*EXCERPTED DATA:*
-------
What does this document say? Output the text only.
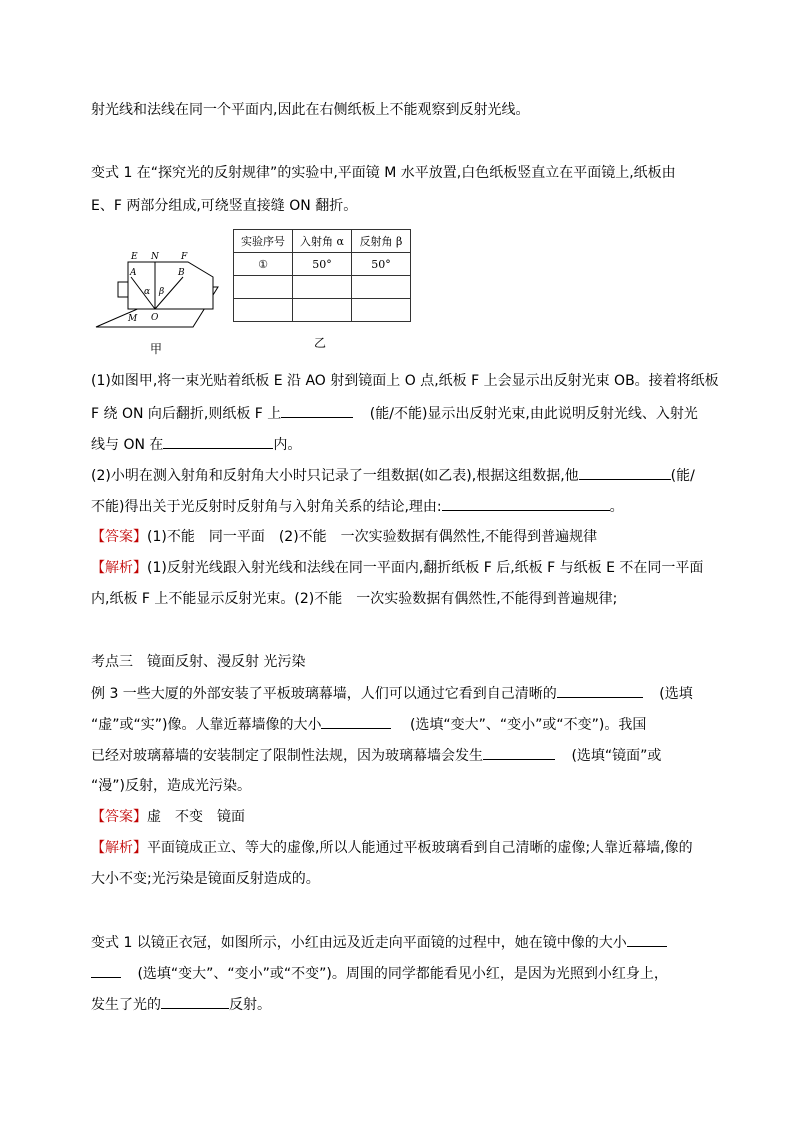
射光线和法线在同一个平面内,因此在右侧纸板上不能观察到反射光线。
变式 1 在“探究光的反射规律”的实验中,平面镜 M 水平放置,白色纸板竖直立在平面镜上,纸板由
E、F 两部分组成,可绕竖直接缝 ON 翻折。
E N F
A	B
α β
O
M
甲
实验序号	入射角 α	反射角 β
①	50°	50°

乙
(1)如图甲,将一束光贴着纸板 E 沿 AO 射到镜面上 O 点,纸板 F 上会显示出反射光束 OB。接着将纸板
F 绕 ON 向后翻折,则纸板 F 上	(能/不能)显示出反射光束,由此说明反射光线、入射光
线与 ON 在	内。
(2)小明在测入射角和反射角大小时只记录了一组数据(如乙表),根据这组数据,他	(能/
不能)得出关于光反射时反射角与入射角关系的结论,理由:	。
【答案】(1)不能　同一平面　(2)不能　一次实验数据有偶然性,不能得到普遍规律
【解析】(1)反射光线跟入射光线和法线在同一平面内,翻折纸板 F 后,纸板 F 与纸板 E 不在同一平面
内,纸板 F 上不能显示反射光束。(2)不能　一次实验数据有偶然性,不能得到普遍规律;
考点三　镜面反射、漫反射 光污染
例 3 一些大厦的外部安装了平板玻璃幕墙，人们可以通过它看到自己清晰的	(选填
“虚”或“实”)像。人靠近幕墙像的大小	(选填“变大”、“变小”或“不变”)。我国
已经对玻璃幕墙的安装制定了限制性法规，因为玻璃幕墙会发生	(选填“镜面”或
“漫”)反射，造成光污染。
【答案】虚　不变　镜面
【解析】平面镜成正立、等大的虚像,所以人能通过平板玻璃看到自己清晰的虚像;人靠近幕墙,像的
大小不变;光污染是镜面反射造成的。
变式 1 以镜正衣冠，如图所示，小红由远及近走向平面镜的过程中，她在镜中像的大小
(选填“变大”、“变小”或“不变”)。周围的同学都能看见小红，是因为光照到小红身上，
发生了光的	反射。
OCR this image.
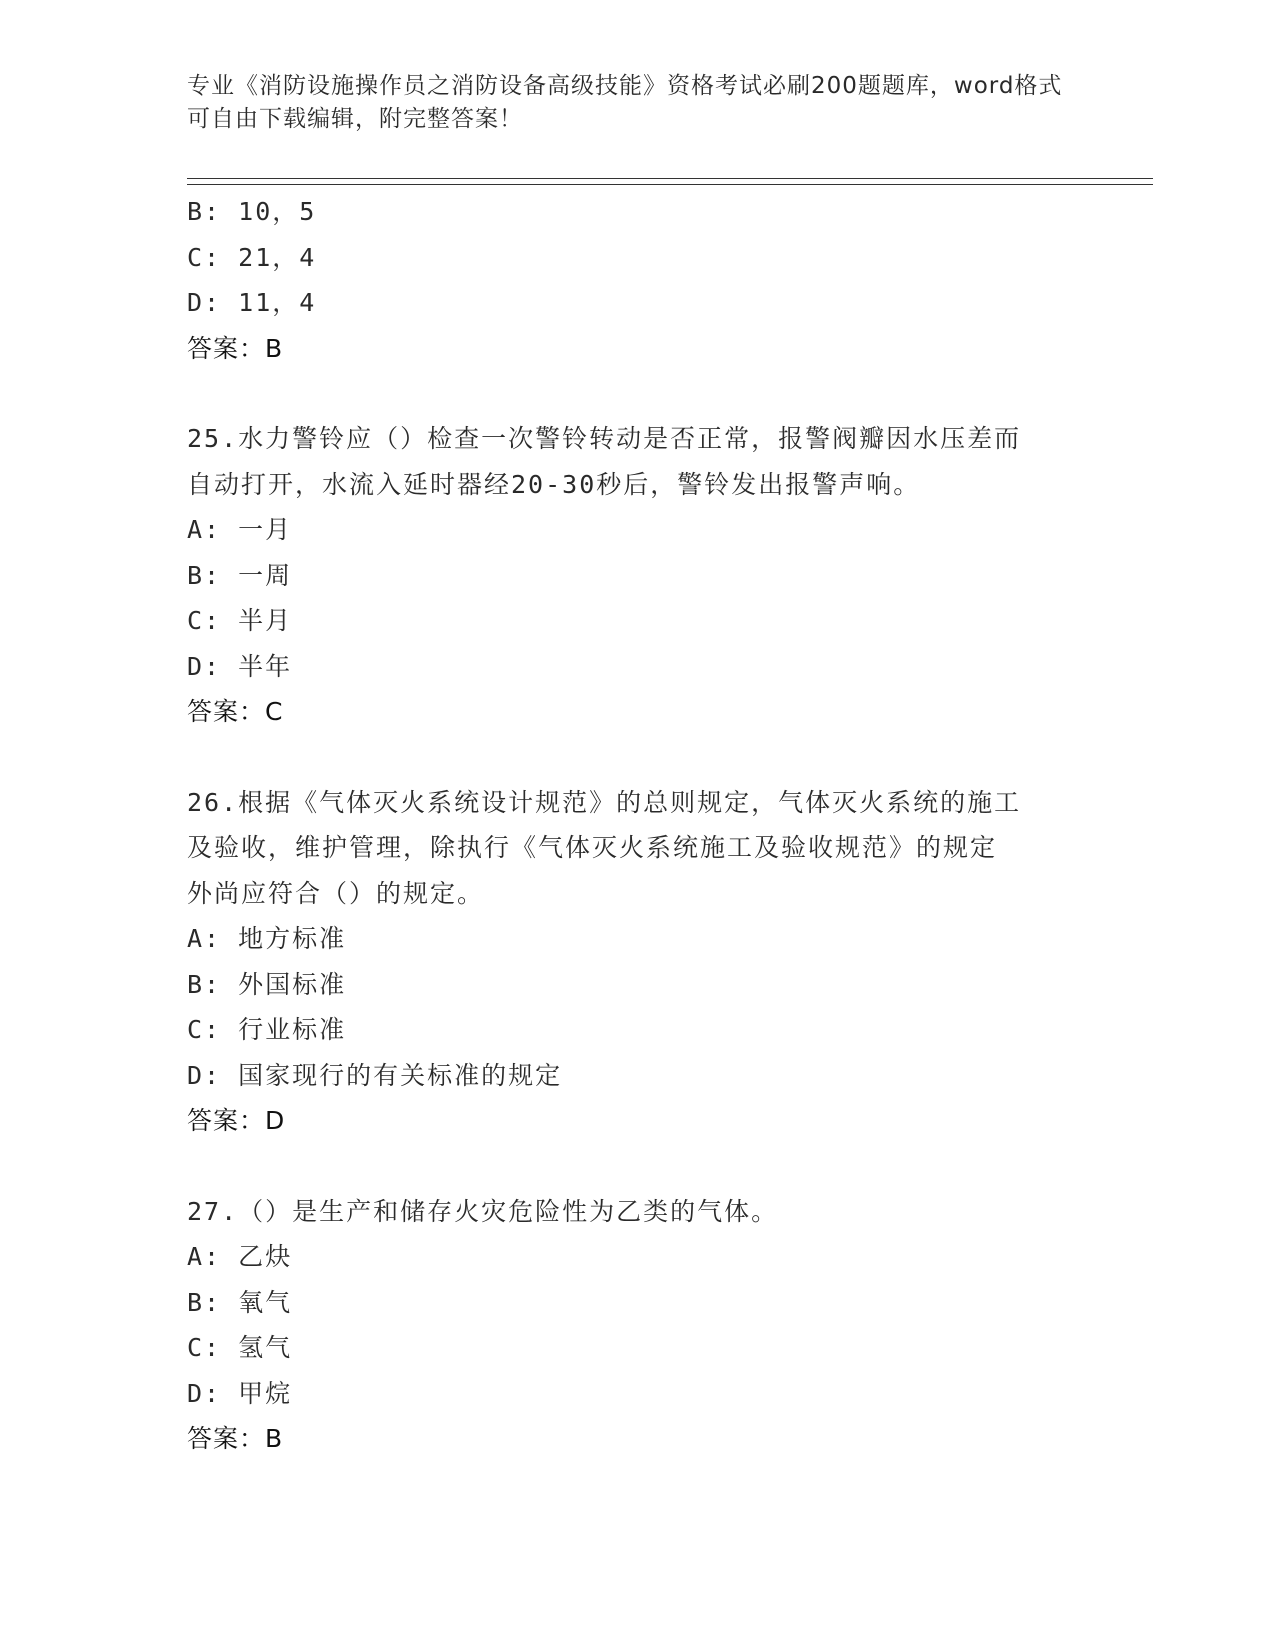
专业《消防设施操作员之消防设备高级技能》资格考试必刷200题题库，word格式可自由下载编辑，附完整答案！
B: 10，5
C: 21，4
D: 11，4
答案：B
25.水力警铃应（）检查一次警铃转动是否正常，报警阀瓣因水压差而
自动打开，水流入延时器经20-30秒后，警铃发出报警声响。
A: 一月
B: 一周
C: 半月
D: 半年
答案：C
26.根据《气体灭火系统设计规范》的总则规定，气体灭火系统的施工
及验收，维护管理，除执行《气体灭火系统施工及验收规范》的规定
外尚应符合（）的规定。
A: 地方标准
B: 外国标准
C: 行业标准
D: 国家现行的有关标准的规定
答案：D
27.（）是生产和储存火灾危险性为乙类的气体。
A: 乙炔
B: 氧气
C: 氢气
D: 甲烷
答案：B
-------
*GOAL:*
Skip the pictures, then retype every line above exactly.

*EXPECTED OUTPUT:*
What does this document say? Output the text only.
射光线和法线在同一个平面内,因此在右侧纸板上不能观察到反射光线。
变式 1 在“探究光的反射规律”的实验中,平面镜 M 水平放置,白色纸板竖直立在平面镜上,纸板由
E、F 两部分组成,可绕竖直接缝 ON 翻折。
E N F
A	B
α β
O
M
甲
实验序号	入射角 α	反射角 β
①	50°	50°

乙
(1)如图甲,将一束光贴着纸板 E 沿 AO 射到镜面上 O 点,纸板 F 上会显示出反射光束 OB。接着将纸板
F 绕 ON 向后翻折,则纸板 F 上	(能/不能)显示出反射光束,由此说明反射光线、入射光
线与 ON 在	内。
(2)小明在测入射角和反射角大小时只记录了一组数据(如乙表),根据这组数据,他	(能/
不能)得出关于光反射时反射角与入射角关系的结论,理由:	。
【答案】(1)不能　同一平面　(2)不能　一次实验数据有偶然性,不能得到普遍规律
【解析】(1)反射光线跟入射光线和法线在同一平面内,翻折纸板 F 后,纸板 F 与纸板 E 不在同一平面
内,纸板 F 上不能显示反射光束。(2)不能　一次实验数据有偶然性,不能得到普遍规律;
考点三　镜面反射、漫反射 光污染
例 3 一些大厦的外部安装了平板玻璃幕墙，人们可以通过它看到自己清晰的	(选填
“虚”或“实”)像。人靠近幕墙像的大小	(选填“变大”、“变小”或“不变”)。我国
已经对玻璃幕墙的安装制定了限制性法规，因为玻璃幕墙会发生	(选填“镜面”或
“漫”)反射，造成光污染。
【答案】虚　不变　镜面
【解析】平面镜成正立、等大的虚像,所以人能通过平板玻璃看到自己清晰的虚像;人靠近幕墙,像的
大小不变;光污染是镜面反射造成的。
变式 1 以镜正衣冠，如图所示，小红由远及近走向平面镜的过程中，她在镜中像的大小
(选填“变大”、“变小”或“不变”)。周围的同学都能看见小红，是因为光照到小红身上，
发生了光的	反射。
OCR this image.
专业《消防设施操作员之消防设备高级技能》资格考试必刷200题题库，word格式可自由下载编辑，附完整答案！
B: 10，5
C: 21，4
D: 11，4
答案：B
25.水力警铃应（）检查一次警铃转动是否正常，报警阀瓣因水压差而
自动打开，水流入延时器经20-30秒后，警铃发出报警声响。
A: 一月
B: 一周
C: 半月
D: 半年
答案：C
26.根据《气体灭火系统设计规范》的总则规定，气体灭火系统的施工
及验收，维护管理，除执行《气体灭火系统施工及验收规范》的规定
外尚应符合（）的规定。
A: 地方标准
B: 外国标准
C: 行业标准
D: 国家现行的有关标准的规定
答案：D
27.（）是生产和储存火灾危险性为乙类的气体。
A: 乙炔
B: 氧气
C: 氢气
D: 甲烷
答案：B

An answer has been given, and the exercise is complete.